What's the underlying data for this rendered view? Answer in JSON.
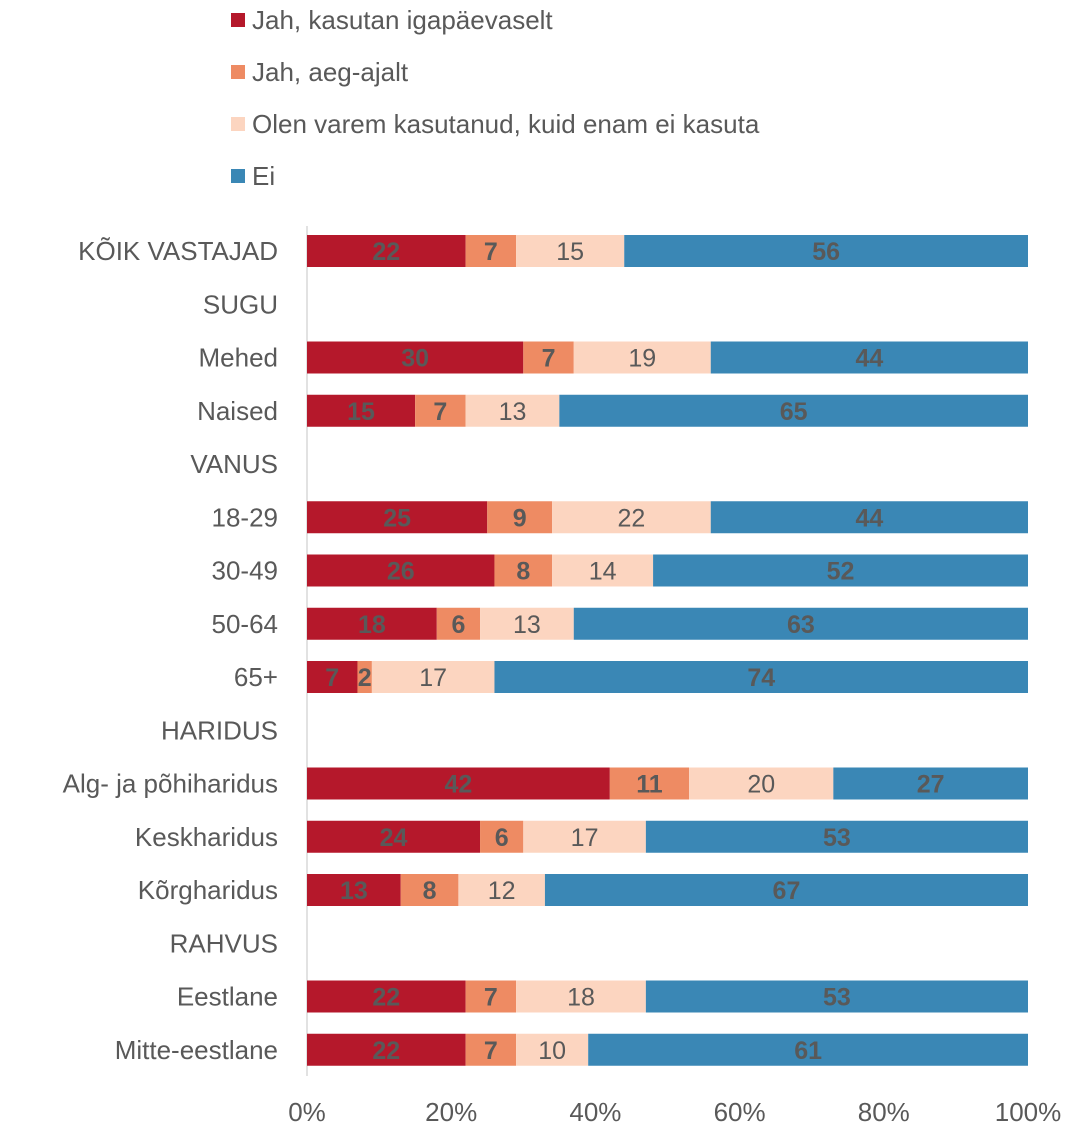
{
  "chart_data": {
    "type": "stacked_bar_horizontal",
    "categories": [
      "KÕIK VASTAJAD",
      "SUGU",
      "Mehed",
      "Naised",
      "VANUS",
      "18-29",
      "30-49",
      "50-64",
      "65+",
      "HARIDUS",
      "Alg- ja põhiharidus",
      "Keskharidus",
      "Kõrgharidus",
      "RAHVUS",
      "Eestlane",
      "Mitte-eestlane"
    ],
    "series": [
      {
        "name": "Jah, kasutan igapäevaselt",
        "color": "#b5182b",
        "values": [
          22,
          null,
          30,
          15,
          null,
          25,
          26,
          18,
          7,
          null,
          42,
          24,
          13,
          null,
          22,
          22
        ]
      },
      {
        "name": "Jah, aeg-ajalt",
        "color": "#ee8b63",
        "values": [
          7,
          null,
          7,
          7,
          null,
          9,
          8,
          6,
          2,
          null,
          11,
          6,
          8,
          null,
          7,
          7
        ]
      },
      {
        "name": "Olen varem kasutanud, kuid enam ei kasuta",
        "color": "#fcd5c0",
        "values": [
          15,
          null,
          19,
          13,
          null,
          22,
          14,
          13,
          17,
          null,
          20,
          17,
          12,
          null,
          18,
          10
        ]
      },
      {
        "name": "Ei",
        "color": "#3a87b5",
        "values": [
          56,
          null,
          44,
          65,
          null,
          44,
          52,
          63,
          74,
          null,
          27,
          53,
          67,
          null,
          53,
          61
        ]
      }
    ],
    "xlim": [
      0,
      100
    ],
    "xticks": [
      {
        "value": 0,
        "label": "0%"
      },
      {
        "value": 20,
        "label": "20%"
      },
      {
        "value": 40,
        "label": "40%"
      },
      {
        "value": 60,
        "label": "60%"
      },
      {
        "value": 80,
        "label": "80%"
      },
      {
        "value": 100,
        "label": "100%"
      }
    ],
    "legend": "top"
  }
}
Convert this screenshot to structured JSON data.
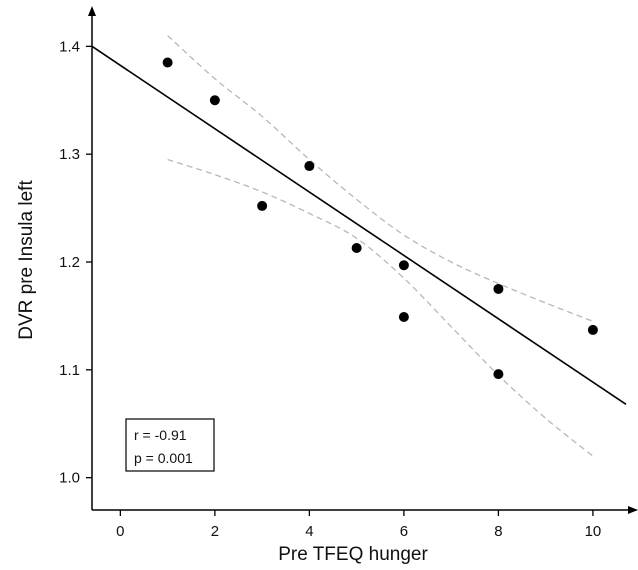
{
  "chart_data": {
    "type": "scatter",
    "xlabel": "Pre TFEQ hunger",
    "ylabel": "DVR pre Insula left",
    "xlim": [
      -0.6,
      10.7
    ],
    "ylim": [
      0.97,
      1.43
    ],
    "x_ticks": [
      0,
      2,
      4,
      6,
      8,
      10
    ],
    "x_tick_labels": [
      "0",
      "2",
      "4",
      "6",
      "8",
      "10"
    ],
    "y_ticks": [
      1.0,
      1.1,
      1.2,
      1.3,
      1.4
    ],
    "y_tick_labels": [
      "1.0",
      "1.1",
      "1.2",
      "1.3",
      "1.4"
    ],
    "grid": false,
    "points": [
      {
        "x": 1,
        "y": 1.385
      },
      {
        "x": 2,
        "y": 1.35
      },
      {
        "x": 3,
        "y": 1.252
      },
      {
        "x": 4,
        "y": 1.289
      },
      {
        "x": 5,
        "y": 1.213
      },
      {
        "x": 6,
        "y": 1.197
      },
      {
        "x": 6,
        "y": 1.149
      },
      {
        "x": 8,
        "y": 1.175
      },
      {
        "x": 8,
        "y": 1.096
      },
      {
        "x": 10,
        "y": 1.137
      }
    ],
    "regression_line": {
      "x": [
        -0.6,
        10.7
      ],
      "y": [
        1.4,
        1.068
      ]
    },
    "confidence_band_upper": {
      "x": [
        1,
        2,
        3,
        4,
        5,
        6,
        7,
        8,
        9,
        10
      ],
      "y": [
        1.41,
        1.37,
        1.335,
        1.295,
        1.258,
        1.225,
        1.2,
        1.18,
        1.162,
        1.145
      ]
    },
    "confidence_band_lower": {
      "x": [
        1,
        2,
        3,
        4,
        5,
        6,
        7,
        8,
        9,
        10
      ],
      "y": [
        1.295,
        1.281,
        1.265,
        1.245,
        1.222,
        1.185,
        1.14,
        1.095,
        1.055,
        1.02
      ]
    },
    "annotation": {
      "lines": [
        "r = -0.91",
        "p = 0.001"
      ],
      "placement": "bottom-left"
    },
    "colors": {
      "points": "#000000",
      "line": "#000000",
      "band": "#b8b8b8",
      "axis": "#000000"
    }
  }
}
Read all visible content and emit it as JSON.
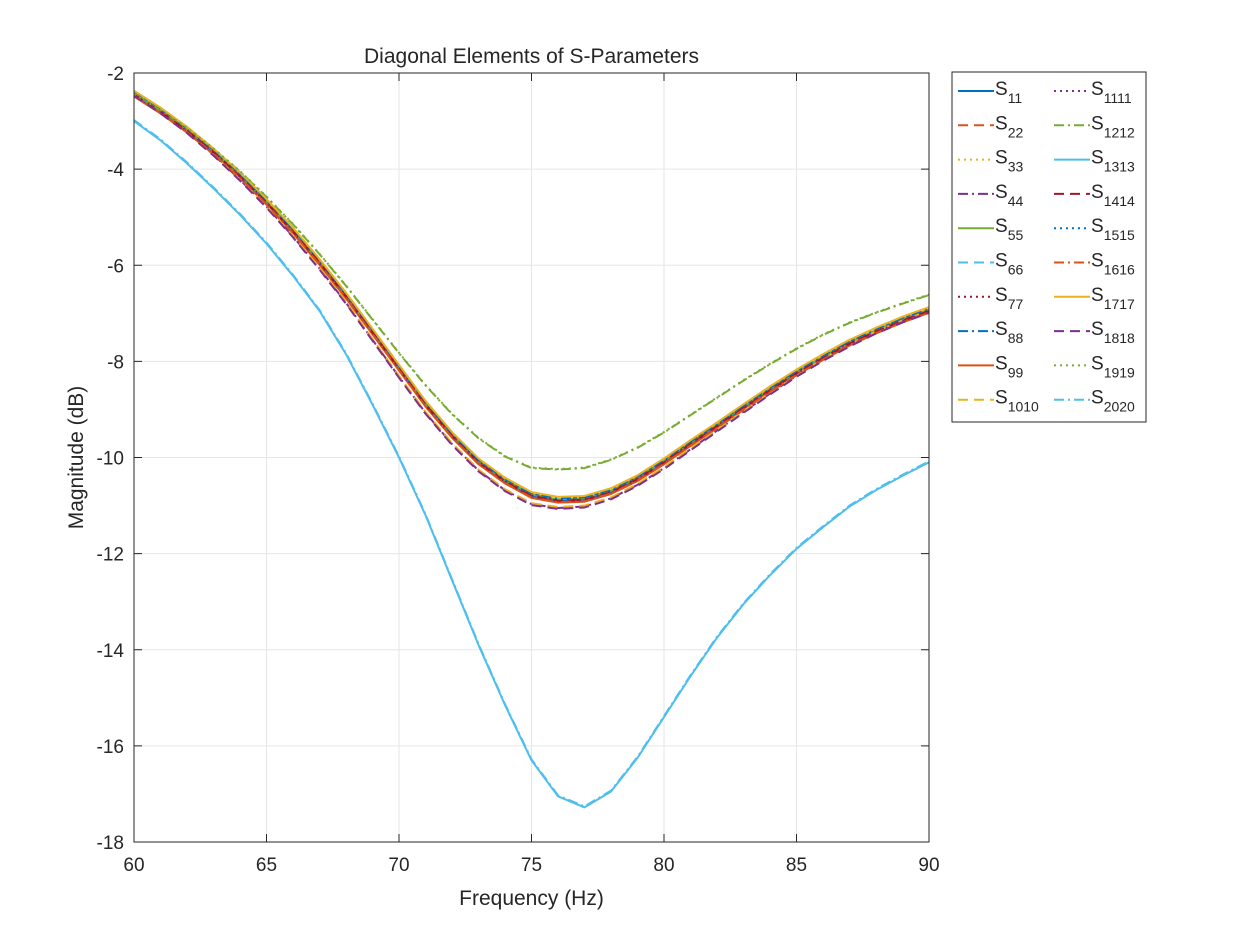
{
  "chart_data": {
    "type": "line",
    "title": "Diagonal Elements of S-Parameters",
    "xlabel": "Frequency (Hz)",
    "ylabel": "Magnitude (dB)",
    "xlim": [
      60,
      90
    ],
    "ylim": [
      -18,
      -2
    ],
    "xticks": [
      60,
      65,
      70,
      75,
      80,
      85,
      90
    ],
    "yticks": [
      -18,
      -16,
      -14,
      -12,
      -10,
      -8,
      -6,
      -4,
      -2
    ],
    "grid": true,
    "legend_position": "outside-top-right",
    "x": [
      60,
      61,
      62,
      63,
      64,
      65,
      66,
      67,
      68,
      69,
      70,
      71,
      72,
      73,
      74,
      75,
      76,
      77,
      78,
      79,
      80,
      81,
      82,
      83,
      84,
      85,
      86,
      87,
      88,
      89,
      90
    ],
    "profiles": {
      "A": [
        -2.45,
        -2.8,
        -3.2,
        -3.65,
        -4.15,
        -4.7,
        -5.3,
        -5.95,
        -6.65,
        -7.4,
        -8.15,
        -8.9,
        -9.55,
        -10.1,
        -10.5,
        -10.8,
        -10.9,
        -10.88,
        -10.72,
        -10.45,
        -10.1,
        -9.72,
        -9.35,
        -8.97,
        -8.6,
        -8.25,
        -7.93,
        -7.63,
        -7.38,
        -7.15,
        -6.95
      ],
      "B": [
        -2.45,
        -2.82,
        -3.23,
        -3.7,
        -4.22,
        -4.78,
        -5.4,
        -6.07,
        -6.78,
        -7.55,
        -8.32,
        -9.07,
        -9.72,
        -10.27,
        -10.68,
        -10.97,
        -11.05,
        -11.02,
        -10.85,
        -10.57,
        -10.22,
        -9.83,
        -9.44,
        -9.05,
        -8.67,
        -8.3,
        -7.97,
        -7.67,
        -7.4,
        -7.17,
        -6.97
      ],
      "C": [
        -2.45,
        -2.78,
        -3.15,
        -3.58,
        -4.05,
        -4.58,
        -5.15,
        -5.77,
        -6.43,
        -7.13,
        -7.83,
        -8.5,
        -9.1,
        -9.6,
        -9.98,
        -10.22,
        -10.25,
        -10.22,
        -10.05,
        -9.8,
        -9.48,
        -9.12,
        -8.76,
        -8.4,
        -8.06,
        -7.74,
        -7.45,
        -7.2,
        -6.99,
        -6.8,
        -6.62
      ],
      "D": [
        -3.0,
        -3.4,
        -3.88,
        -4.4,
        -4.95,
        -5.55,
        -6.22,
        -6.95,
        -7.85,
        -8.9,
        -10.0,
        -11.2,
        -12.55,
        -13.9,
        -15.15,
        -16.3,
        -17.05,
        -17.28,
        -16.95,
        -16.25,
        -15.4,
        -14.55,
        -13.75,
        -13.05,
        -12.45,
        -11.9,
        -11.45,
        -11.02,
        -10.68,
        -10.38,
        -10.1
      ]
    },
    "series": [
      {
        "name": "S",
        "sub": "11",
        "color": "#0072BD",
        "style": "solid",
        "profile": "A",
        "offset": 0.0
      },
      {
        "name": "S",
        "sub": "22",
        "color": "#D95319",
        "style": "dashed",
        "profile": "A",
        "offset": 0.02
      },
      {
        "name": "S",
        "sub": "33",
        "color": "#EDB120",
        "style": "dotted",
        "profile": "A",
        "offset": 0.04
      },
      {
        "name": "S",
        "sub": "44",
        "color": "#7E2F8E",
        "style": "dashdot",
        "profile": "B",
        "offset": 0.0
      },
      {
        "name": "S",
        "sub": "55",
        "color": "#77AC30",
        "style": "solid",
        "profile": "A",
        "offset": 0.03
      },
      {
        "name": "S",
        "sub": "66",
        "color": "#4DBEEE",
        "style": "dashed",
        "profile": "A",
        "offset": -0.02
      },
      {
        "name": "S",
        "sub": "77",
        "color": "#A2142F",
        "style": "dotted",
        "profile": "A",
        "offset": 0.01
      },
      {
        "name": "S",
        "sub": "88",
        "color": "#0072BD",
        "style": "dashdot",
        "profile": "A",
        "offset": 0.05
      },
      {
        "name": "S",
        "sub": "99",
        "color": "#D95319",
        "style": "solid",
        "profile": "A",
        "offset": -0.04
      },
      {
        "name": "S",
        "sub": "1010",
        "color": "#EDB120",
        "style": "dashed",
        "profile": "B",
        "offset": 0.02
      },
      {
        "name": "S",
        "sub": "1111",
        "color": "#7E2F8E",
        "style": "dotted",
        "profile": "A",
        "offset": -0.01
      },
      {
        "name": "S",
        "sub": "1212",
        "color": "#77AC30",
        "style": "dashdot",
        "profile": "C",
        "offset": 0.0
      },
      {
        "name": "S",
        "sub": "1313",
        "color": "#4DBEEE",
        "style": "solid",
        "profile": "D",
        "offset": 0.0
      },
      {
        "name": "S",
        "sub": "1414",
        "color": "#A2142F",
        "style": "dashed",
        "profile": "A",
        "offset": 0.0
      },
      {
        "name": "S",
        "sub": "1515",
        "color": "#0072BD",
        "style": "dotted",
        "profile": "A",
        "offset": 0.06
      },
      {
        "name": "S",
        "sub": "1616",
        "color": "#D95319",
        "style": "dashdot",
        "profile": "A",
        "offset": -0.03
      },
      {
        "name": "S",
        "sub": "1717",
        "color": "#EDB120",
        "style": "solid",
        "profile": "A",
        "offset": 0.08
      },
      {
        "name": "S",
        "sub": "1818",
        "color": "#7E2F8E",
        "style": "dashed",
        "profile": "B",
        "offset": -0.02
      },
      {
        "name": "S",
        "sub": "1919",
        "color": "#77AC30",
        "style": "dotted",
        "profile": "C",
        "offset": 0.01
      },
      {
        "name": "S",
        "sub": "2020",
        "color": "#4DBEEE",
        "style": "dashdot",
        "profile": "D",
        "offset": 0.02
      }
    ]
  }
}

========================================================================

DESCRIPTION OF THE TASK: Scan the material above. Copy each line that holds the word "xlabel".

COMPLETE OUTPUT:
    "xlabel": "Pre TFEQ hunger",
    "xlabel": "Frequency (Hz)",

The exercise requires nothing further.